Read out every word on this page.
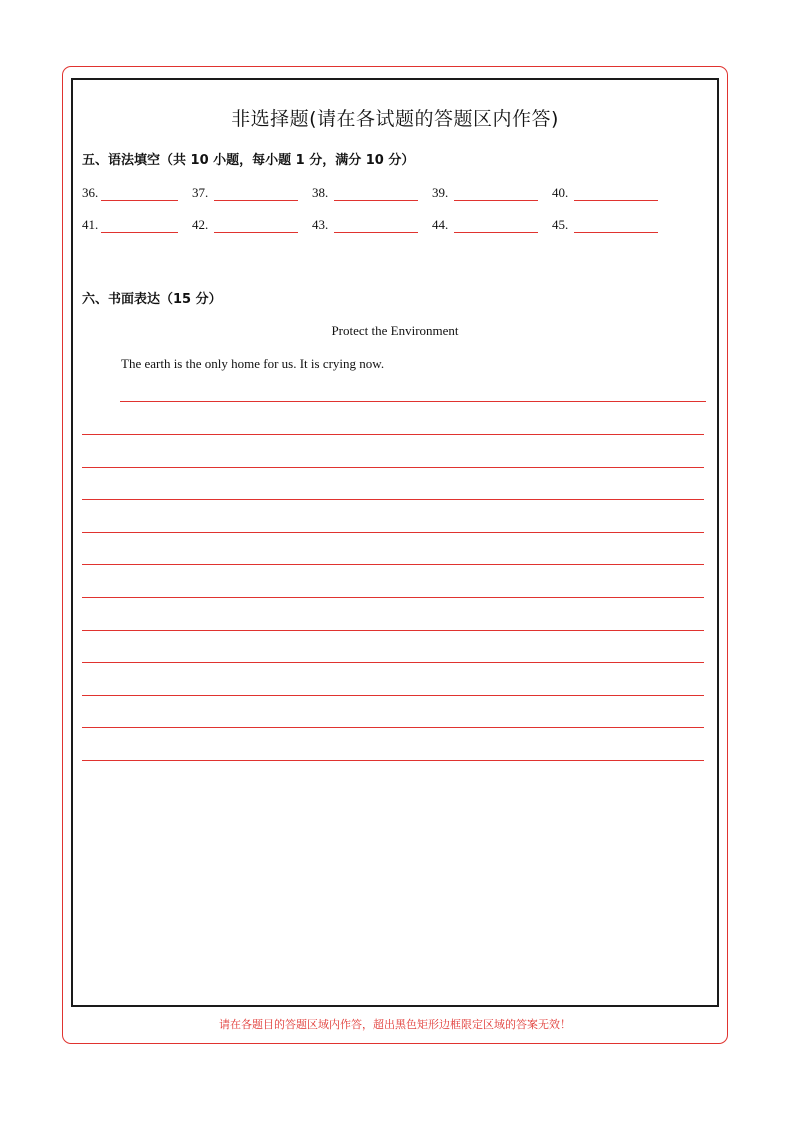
非选择题(请在各试题的答题区内作答)
五、语法填空（共 10 小题，每小题 1 分，满分 10 分）
36.	37.	38.	39.	40.
41.	42.	43.	44.	45.
六、书面表达（15 分）
Protect the Environment
The earth is the only home for us. It is crying now.
请在各题目的答题区域内作答，超出黑色矩形边框限定区域的答案无效！
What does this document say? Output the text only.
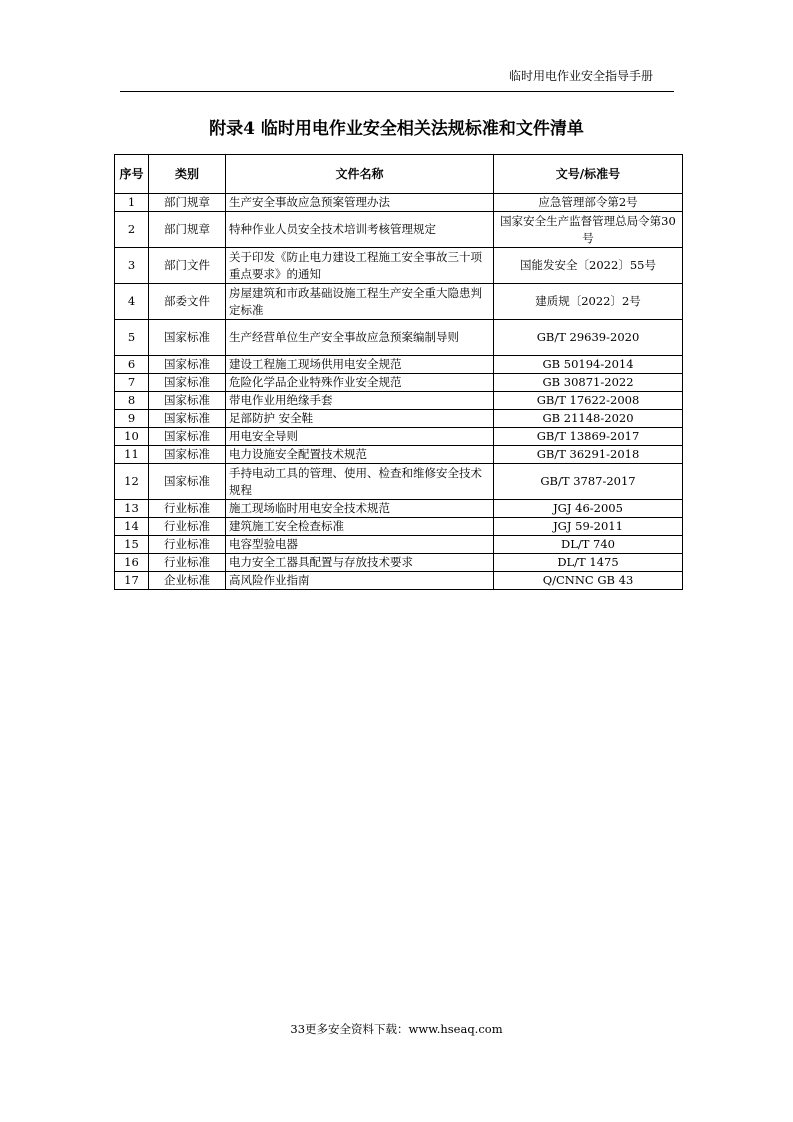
临时用电作业安全指导手册
附录4 临时用电作业安全相关法规标准和文件清单
序号	类别	文件名称	文号/标准号
1	部门规章	生产安全事故应急预案管理办法	应急管理部令第2号
2	部门规章	特种作业人员安全技术培训考核管理规定	国家安全生产监督管理总局令第30号
3	部门文件	关于印发《防止电力建设工程施工安全事故三十项重点要求》的通知	国能发安全〔2022〕55号
4	部委文件	房屋建筑和市政基础设施工程生产安全重大隐患判定标准	建质规〔2022〕2号
5	国家标准	生产经营单位生产安全事故应急预案编制导则	GB/T 29639-2020
6	国家标准	建设工程施工现场供用电安全规范	GB 50194-2014
7	国家标准	危险化学品企业特殊作业安全规范	GB 30871-2022
8	国家标准	带电作业用绝缘手套	GB/T 17622-2008
9	国家标准	足部防护 安全鞋	GB 21148-2020
10	国家标准	用电安全导则	GB/T 13869-2017
11	国家标准	电力设施安全配置技术规范	GB/T 36291-2018
12	国家标准	手持电动工具的管理、使用、检查和维修安全技术规程	GB/T 3787-2017
13	行业标准	施工现场临时用电安全技术规范	JGJ 46-2005
14	行业标准	建筑施工安全检查标准	JGJ 59-2011
15	行业标准	电容型验电器	DL/T 740
16	行业标准	电力安全工器具配置与存放技术要求	DL/T 1475
17	企业标准	高风险作业指南	Q/CNNC GB 43
33更多安全资料下载：www.hseaq.com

────────────────

With the pictures left out, transcribe the material exactly.

Written answer
Read out every word on this page.
非选择题(请在各试题的答题区内作答)
五、语法填空（共 10 小题，每小题 1 分，满分 10 分）
36.	37.	38.	39.	40.
41.	42.	43.	44.	45.
六、书面表达（15 分）
Protect the Environment
The earth is the only home for us. It is crying now.
请在各题目的答题区域内作答，超出黑色矩形边框限定区域的答案无效！
What does this document say? Output the text only.
临时用电作业安全指导手册
附录4 临时用电作业安全相关法规标准和文件清单
序号	类别	文件名称	文号/标准号
1	部门规章	生产安全事故应急预案管理办法	应急管理部令第2号
2	部门规章	特种作业人员安全技术培训考核管理规定	国家安全生产监督管理总局令第30号
3	部门文件	关于印发《防止电力建设工程施工安全事故三十项重点要求》的通知	国能发安全〔2022〕55号
4	部委文件	房屋建筑和市政基础设施工程生产安全重大隐患判定标准	建质规〔2022〕2号
5	国家标准	生产经营单位生产安全事故应急预案编制导则	GB/T 29639-2020
6	国家标准	建设工程施工现场供用电安全规范	GB 50194-2014
7	国家标准	危险化学品企业特殊作业安全规范	GB 30871-2022
8	国家标准	带电作业用绝缘手套	GB/T 17622-2008
9	国家标准	足部防护 安全鞋	GB 21148-2020
10	国家标准	用电安全导则	GB/T 13869-2017
11	国家标准	电力设施安全配置技术规范	GB/T 36291-2018
12	国家标准	手持电动工具的管理、使用、检查和维修安全技术规程	GB/T 3787-2017
13	行业标准	施工现场临时用电安全技术规范	JGJ 46-2005
14	行业标准	建筑施工安全检查标准	JGJ 59-2011
15	行业标准	电容型验电器	DL/T 740
16	行业标准	电力安全工器具配置与存放技术要求	DL/T 1475
17	企业标准	高风险作业指南	Q/CNNC GB 43
33更多安全资料下载：www.hseaq.com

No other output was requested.